++++ Data shown ++++

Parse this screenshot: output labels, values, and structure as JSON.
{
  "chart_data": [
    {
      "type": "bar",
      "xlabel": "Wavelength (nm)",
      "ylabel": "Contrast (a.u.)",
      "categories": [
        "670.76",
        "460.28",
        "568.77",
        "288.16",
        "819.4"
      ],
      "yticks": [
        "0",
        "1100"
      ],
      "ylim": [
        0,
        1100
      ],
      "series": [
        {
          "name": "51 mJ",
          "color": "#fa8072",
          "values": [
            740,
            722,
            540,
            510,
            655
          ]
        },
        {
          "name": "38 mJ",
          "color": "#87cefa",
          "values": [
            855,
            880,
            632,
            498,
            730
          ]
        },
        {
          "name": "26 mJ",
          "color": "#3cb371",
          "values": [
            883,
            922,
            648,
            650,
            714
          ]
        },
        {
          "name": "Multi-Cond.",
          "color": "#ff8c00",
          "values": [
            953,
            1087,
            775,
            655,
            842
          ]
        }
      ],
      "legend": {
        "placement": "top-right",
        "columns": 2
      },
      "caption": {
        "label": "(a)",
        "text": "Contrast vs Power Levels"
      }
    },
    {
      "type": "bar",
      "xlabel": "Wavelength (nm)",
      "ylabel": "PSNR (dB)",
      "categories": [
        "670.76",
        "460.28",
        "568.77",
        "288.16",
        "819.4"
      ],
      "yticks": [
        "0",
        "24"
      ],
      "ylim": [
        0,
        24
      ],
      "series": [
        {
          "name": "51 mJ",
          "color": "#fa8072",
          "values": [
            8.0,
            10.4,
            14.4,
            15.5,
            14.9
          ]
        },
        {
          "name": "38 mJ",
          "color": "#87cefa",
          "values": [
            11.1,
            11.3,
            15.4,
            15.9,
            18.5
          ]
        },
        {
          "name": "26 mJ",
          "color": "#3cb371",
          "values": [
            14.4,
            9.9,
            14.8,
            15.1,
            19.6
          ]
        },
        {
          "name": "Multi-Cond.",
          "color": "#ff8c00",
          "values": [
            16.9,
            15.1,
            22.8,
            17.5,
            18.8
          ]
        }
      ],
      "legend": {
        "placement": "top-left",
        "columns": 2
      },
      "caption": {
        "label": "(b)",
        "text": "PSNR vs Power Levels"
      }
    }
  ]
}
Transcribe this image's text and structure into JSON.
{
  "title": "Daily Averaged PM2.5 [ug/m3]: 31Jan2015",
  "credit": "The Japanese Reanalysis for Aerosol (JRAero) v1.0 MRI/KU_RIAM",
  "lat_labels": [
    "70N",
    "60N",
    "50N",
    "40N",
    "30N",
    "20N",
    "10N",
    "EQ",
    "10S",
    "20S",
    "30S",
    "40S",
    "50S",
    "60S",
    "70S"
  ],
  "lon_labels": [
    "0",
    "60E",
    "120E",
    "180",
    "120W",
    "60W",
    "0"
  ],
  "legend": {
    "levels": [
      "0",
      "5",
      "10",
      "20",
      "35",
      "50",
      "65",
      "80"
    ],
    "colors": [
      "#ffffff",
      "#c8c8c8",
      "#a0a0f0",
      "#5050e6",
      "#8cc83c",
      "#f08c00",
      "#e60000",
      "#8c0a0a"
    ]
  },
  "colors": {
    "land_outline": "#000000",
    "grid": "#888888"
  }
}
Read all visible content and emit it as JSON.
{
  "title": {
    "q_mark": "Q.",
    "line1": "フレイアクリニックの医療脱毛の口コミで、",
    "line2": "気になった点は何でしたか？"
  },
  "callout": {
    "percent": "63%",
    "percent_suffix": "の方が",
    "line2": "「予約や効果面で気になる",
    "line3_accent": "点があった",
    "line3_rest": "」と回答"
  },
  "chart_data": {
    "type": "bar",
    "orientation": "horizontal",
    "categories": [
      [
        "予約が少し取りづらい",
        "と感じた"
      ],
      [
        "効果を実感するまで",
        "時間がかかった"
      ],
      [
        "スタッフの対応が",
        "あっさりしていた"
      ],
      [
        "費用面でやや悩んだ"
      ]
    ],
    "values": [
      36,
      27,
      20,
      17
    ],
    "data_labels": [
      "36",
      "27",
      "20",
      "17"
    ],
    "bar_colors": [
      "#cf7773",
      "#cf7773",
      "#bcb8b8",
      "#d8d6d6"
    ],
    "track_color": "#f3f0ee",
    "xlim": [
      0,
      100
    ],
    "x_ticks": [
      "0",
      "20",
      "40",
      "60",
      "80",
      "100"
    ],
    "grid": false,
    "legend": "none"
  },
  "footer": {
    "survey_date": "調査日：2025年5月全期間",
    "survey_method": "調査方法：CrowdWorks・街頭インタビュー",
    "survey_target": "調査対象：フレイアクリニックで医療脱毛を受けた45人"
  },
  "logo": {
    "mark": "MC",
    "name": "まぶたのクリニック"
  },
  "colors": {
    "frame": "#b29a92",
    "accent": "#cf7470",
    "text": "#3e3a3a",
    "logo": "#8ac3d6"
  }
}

++++

** Task to complete **
Output the full listing exactly as it stands.

** Response for this exercise **
Parse this screenshot: output labels, values, and structure as JSON.
{
  "chart_data": [
    {
      "type": "bar",
      "xlabel": "Wavelength (nm)",
      "ylabel": "Contrast (a.u.)",
      "categories": [
        "670.76",
        "460.28",
        "568.77",
        "288.16",
        "819.4"
      ],
      "yticks": [
        "0",
        "1100"
      ],
      "ylim": [
        0,
        1100
      ],
      "series": [
        {
          "name": "51 mJ",
          "color": "#fa8072",
          "values": [
            740,
            722,
            540,
            510,
            655
          ]
        },
        {
          "name": "38 mJ",
          "color": "#87cefa",
          "values": [
            855,
            880,
            632,
            498,
            730
          ]
        },
        {
          "name": "26 mJ",
          "color": "#3cb371",
          "values": [
            883,
            922,
            648,
            650,
            714
          ]
        },
        {
          "name": "Multi-Cond.",
          "color": "#ff8c00",
          "values": [
            953,
            1087,
            775,
            655,
            842
          ]
        }
      ],
      "legend": {
        "placement": "top-right",
        "columns": 2
      },
      "caption": {
        "label": "(a)",
        "text": "Contrast vs Power Levels"
      }
    },
    {
      "type": "bar",
      "xlabel": "Wavelength (nm)",
      "ylabel": "PSNR (dB)",
      "categories": [
        "670.76",
        "460.28",
        "568.77",
        "288.16",
        "819.4"
      ],
      "yticks": [
        "0",
        "24"
      ],
      "ylim": [
        0,
        24
      ],
      "series": [
        {
          "name": "51 mJ",
          "color": "#fa8072",
          "values": [
            8.0,
            10.4,
            14.4,
            15.5,
            14.9
          ]
        },
        {
          "name": "38 mJ",
          "color": "#87cefa",
          "values": [
            11.1,
            11.3,
            15.4,
            15.9,
            18.5
          ]
        },
        {
          "name": "26 mJ",
          "color": "#3cb371",
          "values": [
            14.4,
            9.9,
            14.8,
            15.1,
            19.6
          ]
        },
        {
          "name": "Multi-Cond.",
          "color": "#ff8c00",
          "values": [
            16.9,
            15.1,
            22.8,
            17.5,
            18.8
          ]
        }
      ],
      "legend": {
        "placement": "top-left",
        "columns": 2
      },
      "caption": {
        "label": "(b)",
        "text": "PSNR vs Power Levels"
      }
    }
  ]
}
Transcribe this image's text and structure into JSON.
{
  "title": "Daily Averaged PM2.5 [ug/m3]: 31Jan2015",
  "credit": "The Japanese Reanalysis for Aerosol (JRAero) v1.0 MRI/KU_RIAM",
  "lat_labels": [
    "70N",
    "60N",
    "50N",
    "40N",
    "30N",
    "20N",
    "10N",
    "EQ",
    "10S",
    "20S",
    "30S",
    "40S",
    "50S",
    "60S",
    "70S"
  ],
  "lon_labels": [
    "0",
    "60E",
    "120E",
    "180",
    "120W",
    "60W",
    "0"
  ],
  "legend": {
    "levels": [
      "0",
      "5",
      "10",
      "20",
      "35",
      "50",
      "65",
      "80"
    ],
    "colors": [
      "#ffffff",
      "#c8c8c8",
      "#a0a0f0",
      "#5050e6",
      "#8cc83c",
      "#f08c00",
      "#e60000",
      "#8c0a0a"
    ]
  },
  "colors": {
    "land_outline": "#000000",
    "grid": "#888888"
  }
}
Read all visible content and emit it as JSON.
{
  "title": {
    "q_mark": "Q.",
    "line1": "フレイアクリニックの医療脱毛の口コミで、",
    "line2": "気になった点は何でしたか？"
  },
  "callout": {
    "percent": "63%",
    "percent_suffix": "の方が",
    "line2": "「予約や効果面で気になる",
    "line3_accent": "点があった",
    "line3_rest": "」と回答"
  },
  "chart_data": {
    "type": "bar",
    "orientation": "horizontal",
    "categories": [
      [
        "予約が少し取りづらい",
        "と感じた"
      ],
      [
        "効果を実感するまで",
        "時間がかかった"
      ],
      [
        "スタッフの対応が",
        "あっさりしていた"
      ],
      [
        "費用面でやや悩んだ"
      ]
    ],
    "values": [
      36,
      27,
      20,
      17
    ],
    "data_labels": [
      "36",
      "27",
      "20",
      "17"
    ],
    "bar_colors": [
      "#cf7773",
      "#cf7773",
      "#bcb8b8",
      "#d8d6d6"
    ],
    "track_color": "#f3f0ee",
    "xlim": [
      0,
      100
    ],
    "x_ticks": [
      "0",
      "20",
      "40",
      "60",
      "80",
      "100"
    ],
    "grid": false,
    "legend": "none"
  },
  "footer": {
    "survey_date": "調査日：2025年5月全期間",
    "survey_method": "調査方法：CrowdWorks・街頭インタビュー",
    "survey_target": "調査対象：フレイアクリニックで医療脱毛を受けた45人"
  },
  "logo": {
    "mark": "MC",
    "name": "まぶたのクリニック"
  },
  "colors": {
    "frame": "#b29a92",
    "accent": "#cf7470",
    "text": "#3e3a3a",
    "logo": "#8ac3d6"
  }
}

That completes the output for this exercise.